◆ **Task**:
Pull every line containing the word "Model" from the records.

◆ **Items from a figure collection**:
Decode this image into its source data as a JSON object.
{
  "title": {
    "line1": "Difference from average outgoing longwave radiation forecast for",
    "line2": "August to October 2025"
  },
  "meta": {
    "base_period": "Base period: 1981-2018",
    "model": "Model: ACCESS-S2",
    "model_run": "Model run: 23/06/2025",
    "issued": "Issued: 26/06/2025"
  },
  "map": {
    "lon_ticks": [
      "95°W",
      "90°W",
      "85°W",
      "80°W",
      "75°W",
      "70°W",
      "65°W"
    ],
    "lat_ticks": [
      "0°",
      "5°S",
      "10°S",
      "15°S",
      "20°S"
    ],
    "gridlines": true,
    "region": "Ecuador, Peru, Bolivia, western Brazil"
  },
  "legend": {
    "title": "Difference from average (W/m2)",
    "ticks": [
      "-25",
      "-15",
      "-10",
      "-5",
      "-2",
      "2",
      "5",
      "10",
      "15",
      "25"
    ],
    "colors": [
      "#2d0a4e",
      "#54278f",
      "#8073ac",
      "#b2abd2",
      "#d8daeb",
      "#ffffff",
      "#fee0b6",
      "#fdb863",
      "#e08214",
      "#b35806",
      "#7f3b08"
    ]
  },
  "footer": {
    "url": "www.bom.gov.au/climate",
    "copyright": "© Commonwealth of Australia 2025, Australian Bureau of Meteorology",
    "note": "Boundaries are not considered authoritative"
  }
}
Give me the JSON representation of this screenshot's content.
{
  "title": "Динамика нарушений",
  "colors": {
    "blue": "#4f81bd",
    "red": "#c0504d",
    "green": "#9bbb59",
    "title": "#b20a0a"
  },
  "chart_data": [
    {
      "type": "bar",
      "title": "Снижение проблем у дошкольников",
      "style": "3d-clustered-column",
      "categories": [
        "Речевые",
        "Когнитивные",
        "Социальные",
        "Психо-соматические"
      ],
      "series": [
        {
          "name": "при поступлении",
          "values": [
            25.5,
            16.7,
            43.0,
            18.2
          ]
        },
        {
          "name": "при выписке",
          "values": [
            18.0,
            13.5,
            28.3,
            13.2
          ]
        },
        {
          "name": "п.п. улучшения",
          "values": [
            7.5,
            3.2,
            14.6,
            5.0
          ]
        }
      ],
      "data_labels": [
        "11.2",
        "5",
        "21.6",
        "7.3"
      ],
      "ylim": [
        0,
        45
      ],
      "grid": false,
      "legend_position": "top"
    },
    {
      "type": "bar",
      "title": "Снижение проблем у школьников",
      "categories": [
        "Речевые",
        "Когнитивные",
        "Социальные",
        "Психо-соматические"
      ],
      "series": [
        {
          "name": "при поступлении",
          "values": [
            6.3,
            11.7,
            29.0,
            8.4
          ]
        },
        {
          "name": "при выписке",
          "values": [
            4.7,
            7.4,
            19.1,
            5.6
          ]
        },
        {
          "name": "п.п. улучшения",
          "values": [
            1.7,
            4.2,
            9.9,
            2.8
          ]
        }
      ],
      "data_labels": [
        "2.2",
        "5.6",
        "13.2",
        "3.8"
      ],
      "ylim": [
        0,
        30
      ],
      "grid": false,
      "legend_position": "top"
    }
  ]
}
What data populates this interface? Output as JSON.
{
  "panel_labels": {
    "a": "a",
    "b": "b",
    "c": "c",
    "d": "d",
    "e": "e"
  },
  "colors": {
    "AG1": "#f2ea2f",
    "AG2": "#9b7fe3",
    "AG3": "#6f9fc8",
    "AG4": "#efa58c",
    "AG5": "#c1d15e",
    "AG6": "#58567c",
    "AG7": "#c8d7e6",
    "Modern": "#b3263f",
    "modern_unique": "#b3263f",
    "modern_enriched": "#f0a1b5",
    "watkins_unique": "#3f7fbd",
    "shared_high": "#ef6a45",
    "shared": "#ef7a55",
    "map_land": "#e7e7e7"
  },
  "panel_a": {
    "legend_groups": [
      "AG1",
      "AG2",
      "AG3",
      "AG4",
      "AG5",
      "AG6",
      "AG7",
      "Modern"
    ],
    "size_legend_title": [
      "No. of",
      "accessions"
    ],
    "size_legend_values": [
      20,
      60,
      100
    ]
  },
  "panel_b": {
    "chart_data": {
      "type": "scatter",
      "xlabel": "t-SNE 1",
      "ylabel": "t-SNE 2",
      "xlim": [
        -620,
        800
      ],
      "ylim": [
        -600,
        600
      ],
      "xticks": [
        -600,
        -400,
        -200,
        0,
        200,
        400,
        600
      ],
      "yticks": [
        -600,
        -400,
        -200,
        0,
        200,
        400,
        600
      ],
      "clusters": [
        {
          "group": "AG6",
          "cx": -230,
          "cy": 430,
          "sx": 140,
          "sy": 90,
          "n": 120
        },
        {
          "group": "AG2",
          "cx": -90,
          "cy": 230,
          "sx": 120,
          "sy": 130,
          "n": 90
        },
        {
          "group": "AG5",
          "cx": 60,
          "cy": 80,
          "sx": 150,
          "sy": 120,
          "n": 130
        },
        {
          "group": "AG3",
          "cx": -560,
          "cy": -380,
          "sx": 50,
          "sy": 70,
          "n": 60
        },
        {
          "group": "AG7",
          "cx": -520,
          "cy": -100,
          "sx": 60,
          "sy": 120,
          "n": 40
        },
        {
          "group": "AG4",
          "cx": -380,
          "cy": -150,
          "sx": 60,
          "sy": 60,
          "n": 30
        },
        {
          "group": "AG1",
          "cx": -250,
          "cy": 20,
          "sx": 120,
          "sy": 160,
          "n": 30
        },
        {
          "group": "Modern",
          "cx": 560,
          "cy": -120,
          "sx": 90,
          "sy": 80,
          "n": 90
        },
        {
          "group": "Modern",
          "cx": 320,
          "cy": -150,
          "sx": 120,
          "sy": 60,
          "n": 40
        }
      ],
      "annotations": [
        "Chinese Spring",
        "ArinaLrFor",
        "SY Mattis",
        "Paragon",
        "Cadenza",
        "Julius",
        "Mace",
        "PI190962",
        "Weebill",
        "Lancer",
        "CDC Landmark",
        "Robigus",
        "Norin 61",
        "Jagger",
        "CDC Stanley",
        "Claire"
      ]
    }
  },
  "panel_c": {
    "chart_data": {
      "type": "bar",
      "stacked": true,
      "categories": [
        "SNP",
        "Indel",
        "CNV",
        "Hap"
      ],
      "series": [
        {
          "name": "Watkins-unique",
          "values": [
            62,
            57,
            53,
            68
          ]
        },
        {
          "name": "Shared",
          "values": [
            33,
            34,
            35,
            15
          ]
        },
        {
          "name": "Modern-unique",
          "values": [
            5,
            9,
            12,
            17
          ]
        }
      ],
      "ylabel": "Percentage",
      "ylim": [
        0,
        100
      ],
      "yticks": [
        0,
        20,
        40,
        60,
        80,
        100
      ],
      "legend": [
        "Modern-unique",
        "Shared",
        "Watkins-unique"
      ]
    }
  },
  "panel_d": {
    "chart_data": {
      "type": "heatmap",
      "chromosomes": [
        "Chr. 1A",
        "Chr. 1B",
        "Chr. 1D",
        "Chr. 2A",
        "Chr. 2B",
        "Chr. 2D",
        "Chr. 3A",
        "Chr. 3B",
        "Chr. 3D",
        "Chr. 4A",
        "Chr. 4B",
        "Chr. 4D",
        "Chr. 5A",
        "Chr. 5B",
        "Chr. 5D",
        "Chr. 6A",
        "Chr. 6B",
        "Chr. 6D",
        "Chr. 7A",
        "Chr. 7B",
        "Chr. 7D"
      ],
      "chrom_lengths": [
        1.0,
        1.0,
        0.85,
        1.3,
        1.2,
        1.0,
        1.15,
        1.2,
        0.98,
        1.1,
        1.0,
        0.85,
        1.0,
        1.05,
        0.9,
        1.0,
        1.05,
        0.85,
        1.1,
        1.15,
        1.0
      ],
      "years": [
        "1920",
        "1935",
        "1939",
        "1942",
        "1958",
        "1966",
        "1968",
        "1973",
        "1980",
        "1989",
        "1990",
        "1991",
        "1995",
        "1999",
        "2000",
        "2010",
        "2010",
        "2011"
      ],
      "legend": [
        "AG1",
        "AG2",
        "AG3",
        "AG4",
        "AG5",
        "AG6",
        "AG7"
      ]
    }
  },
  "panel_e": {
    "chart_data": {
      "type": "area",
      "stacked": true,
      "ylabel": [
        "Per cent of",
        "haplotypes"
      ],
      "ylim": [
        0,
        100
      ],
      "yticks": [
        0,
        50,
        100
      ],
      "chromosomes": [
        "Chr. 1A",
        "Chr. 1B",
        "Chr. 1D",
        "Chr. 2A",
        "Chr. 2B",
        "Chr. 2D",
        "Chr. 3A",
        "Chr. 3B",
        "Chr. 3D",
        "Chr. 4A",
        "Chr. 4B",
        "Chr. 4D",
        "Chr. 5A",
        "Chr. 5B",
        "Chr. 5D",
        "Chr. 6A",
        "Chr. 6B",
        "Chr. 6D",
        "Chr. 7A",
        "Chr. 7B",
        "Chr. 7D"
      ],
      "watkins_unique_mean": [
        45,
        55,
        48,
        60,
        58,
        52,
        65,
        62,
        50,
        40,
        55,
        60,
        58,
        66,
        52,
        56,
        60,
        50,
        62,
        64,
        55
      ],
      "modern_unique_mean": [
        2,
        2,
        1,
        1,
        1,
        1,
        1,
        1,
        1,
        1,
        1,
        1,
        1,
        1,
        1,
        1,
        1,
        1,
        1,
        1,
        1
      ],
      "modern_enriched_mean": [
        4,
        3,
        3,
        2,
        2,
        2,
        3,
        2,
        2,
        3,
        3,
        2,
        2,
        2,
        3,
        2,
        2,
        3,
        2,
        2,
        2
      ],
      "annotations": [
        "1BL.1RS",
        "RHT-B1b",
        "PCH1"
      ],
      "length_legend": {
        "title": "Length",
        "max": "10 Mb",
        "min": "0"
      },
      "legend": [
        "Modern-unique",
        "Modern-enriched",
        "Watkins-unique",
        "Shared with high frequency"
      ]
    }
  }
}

◆ **Solution to the exercise**:
    "model": "Model: ACCESS-S2",
    "model_run": "Model run: 23/06/2025",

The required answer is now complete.